Start Recorded data
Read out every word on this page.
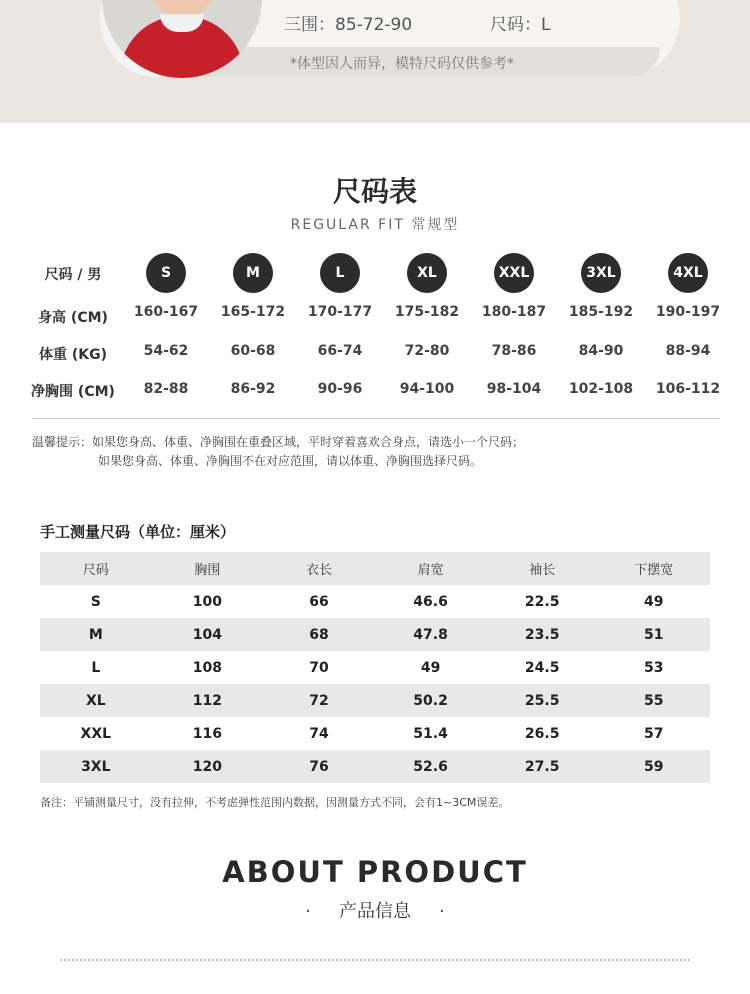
三围：85-72-90	尺码：L
*体型因人而异，模特尺码仅供参考*
尺码表
REGULAR FIT 常规型
尺码 / 男	S	M	L	XL	XXL	3XL	4XL
身高 (CM)	160-167	165-172	170-177	175-182	180-187	185-192	190-197
体重 (KG)	54-62	60-68	66-74	72-80	78-86	84-90	88-94
净胸围 (CM)	82-88	86-92	90-96	94-100	98-104	102-108	106-112
温馨提示：如果您身高、体重、净胸围在重叠区域，平时穿着喜欢合身点，请选小一个尺码；
如果您身高、体重、净胸围不在对应范围，请以体重、净胸围选择尺码。
手工测量尺码（单位：厘米）
尺码	胸围	衣长	肩宽	袖长	下摆宽
S	100	66	46.6	22.5	49
M	104	68	47.8	23.5	51
L	108	70	49	24.5	53
XL	112	72	50.2	25.5	55
XXL	116	74	51.4	26.5	57
3XL	120	76	52.6	27.5	59
备注：平铺测量尺寸，没有拉伸，不考虑弹性范围内数据，因测量方式不同，会有1~3CM误差。
ABOUT PRODUCT
· 产品信息 ·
End Recorded data
#### Description of the task
Give only the number of lines in the data that hold the string "如果您身高".

#### Reply
2